## The problem:
Pick out the lines containing "蒙榎具有健脑明目".

## Exercise inputs:
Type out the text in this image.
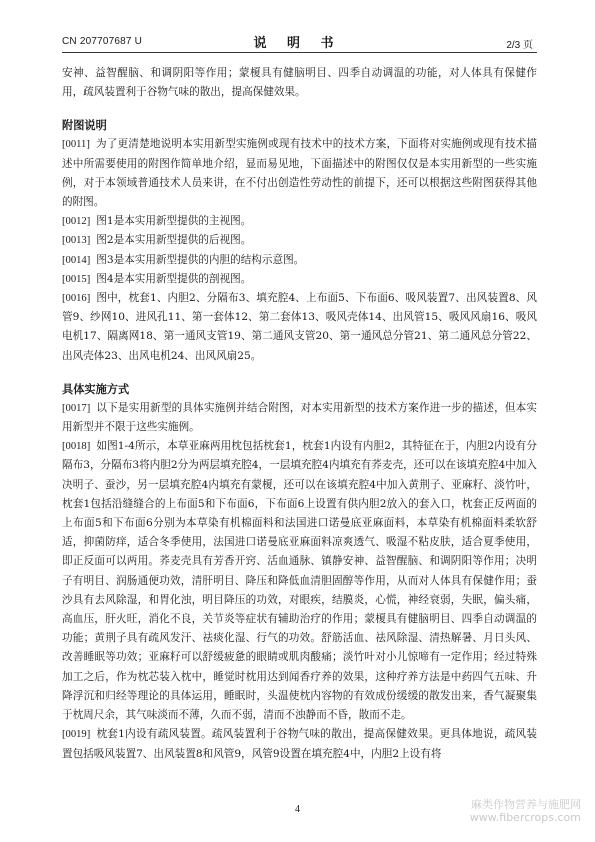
CN 207707687 U	说 明 书	2/3 页

安神、益智醒脑、和调阴阳等作用；蒙榎具有健脑明目、四季自动调温的功能，对人体具有保健作用，疏风装置利于谷物气味的散出，提高保健效果。

附图说明

[0011] 为了更清楚地说明本实用新型实施例或现有技术中的技术方案，下面将对实施例或现有技术描述中所需要使用的附图作简单地介绍，显而易见地，下面描述中的附图仅仅是本实用新型的一些实施例，对于本领域普通技术人员来讲，在不付出创造性劳动性的前提下，还可以根据这些附图获得其他的附图。

[0012] 图1是本实用新型提供的主视图。

[0013] 图2是本实用新型提供的后视图。

[0014] 图3是本实用新型提供的内胆的结构示意图。

[0015] 图4是本实用新型提供的剖视图。

[0016] 图中，枕套1、内胆2、分隔布3、填充腔4、上布面5、下布面6、吸风装置7、出风装置8、风管9、纱网10、进风孔11、第一套体12、第二套体13、吸风壳体14、出风管15、吸风风扇16、吸风电机17、隔离网18、第一通风支管19、第二通风支管20、第一通风总分管21、第二通风总分管22、出风壳体23、出风电机24、出风风扇25。

具体实施方式

[0017] 以下是实用新型的具体实施例并结合附图，对本实用新型的技术方案作进一步的描述，但本实用新型并不限于这些实施例。

[0018] 如图1-4所示，本草亚麻两用枕包括枕套1，枕套1内设有内胆2，其特征在于，内胆2内设有分隔布3，分隔布3将内胆2分为两层填充腔4，一层填充腔4内填充有荞麦壳，还可以在该填充腔4中加入决明子、蚕沙，另一层填充腔4内填充有蒙榎，还可以在该填充腔4中加入黄荆子、亚麻籽、淡竹叶，枕套1包括沿缝缝合的上布面5和下布面6，下布面6上设置有供内胆2放入的套入口，枕套正反两面的上布面5和下布面6分别为本草染有机棉面料和法国进口诺曼底亚麻面料，本草染有机棉面料柔软舒适，抑菌防痒，适合冬季使用，法国进口诺曼底亚麻面料凉爽透气、吸湿不粘皮肤，适合夏季使用，即正反面可以两用。荞麦壳具有芳香开窍、活血通脉、镇静安神、益智醒脑、和调阴阳等作用；决明子有明目、润肠通便功效，清肝明目、降压和降低血清胆固醇等作用，从而对人体具有保健作用；蚕沙具有去风除湿，和胃化浊，明目降压的功效，对眼疾，结膜炎，心慌，神经衰弱，失眠，偏头痛，高血压，肝火旺，消化不良，关节炎等症状有辅助治疗的作用；蒙榎具有健脑明目、四季自动调温的功能；黄荆子具有疏风发汗、祛痰化湿、行气的功效。舒筋活血、祛风除湿、清热解暑、月日头风、改善睡眠等功效；亚麻籽可以舒缓疲惫的眼睛或肌肉酸痛；淡竹叶对小儿惊啼有一定作用；经过特殊加工之后，作为枕芯装入枕中，睡觉时枕用达到闻香疗养的效果，这种疗养方法是中药四气五味、升降浮沉和归经等理论的具体运用，睡眠时，头温使枕内容物的有效成份缓缓的散发出来，香气凝聚集于枕周尺余，其气味淡而不薄，久而不弱，清而不浊静而不昏，散而不走。

[0019] 枕套1内设有疏风装置。疏风装置利于谷物气味的散出，提高保健效果。更具体地说，疏风装置包括吸风装置7、出风装置8和风管9，风管9设置在填充腔4中，内胆2上设有将

4	麻类作物营养与施肥网
www.fibercrops.com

## Response to the exercise:
安神、益智醒脑、和调阴阳等作用；蒙榎具有健脑明目、四季自动调温的功能，对人体具有保健作用，疏风装置利于谷物气味的散出，提高保健效果。
[0018] 如图1-4所示，本草亚麻两用枕包括枕套1，枕套1内设有内胆2，其特征在于，内胆2内设有分隔布3，分隔布3将内胆2分为两层填充腔4，一层填充腔4内填充有荞麦壳，还可以在该填充腔4中加入决明子、蚕沙，另一层填充腔4内填充有蒙榎，还可以在该填充腔4中加入黄荆子、亚麻籽、淡竹叶，枕套1包括沿缝缝合的上布面5和下布面6，下布面6上设置有供内胆2放入的套入口，枕套正反两面的上布面5和下布面6分别为本草染有机棉面料和法国进口诺曼底亚麻面料，本草染有机棉面料柔软舒适，抑菌防痒，适合冬季使用，法国进口诺曼底亚麻面料凉爽透气、吸湿不粘皮肤，适合夏季使用，即正反面可以两用。荞麦壳具有芳香开窍、活血通脉、镇静安神、益智醒脑、和调阴阳等作用；决明子有明目、润肠通便功效，清肝明目、降压和降低血清胆固醇等作用，从而对人体具有保健作用；蚕沙具有去风除湿，和胃化浊，明目降压的功效，对眼疾，结膜炎，心慌，神经衰弱，失眠，偏头痛，高血压，肝火旺，消化不良，关节炎等症状有辅助治疗的作用；蒙榎具有健脑明目、四季自动调温的功能；黄荆子具有疏风发汗、祛痰化湿、行气的功效。舒筋活血、祛风除湿、清热解暑、月日头风、改善睡眠等功效；亚麻籽可以舒缓疲惫的眼睛或肌肉酸痛；淡竹叶对小儿惊啼有一定作用；经过特殊加工之后，作为枕芯装入枕中，睡觉时枕用达到闻香疗养的效果，这种疗养方法是中药四气五味、升降浮沉和归经等理论的具体运用，睡眠时，头温使枕内容物的有效成份缓缓的散发出来，香气凝聚集于枕周尺余，其气味淡而不薄，久而不弱，清而不浊静而不昏，散而不走。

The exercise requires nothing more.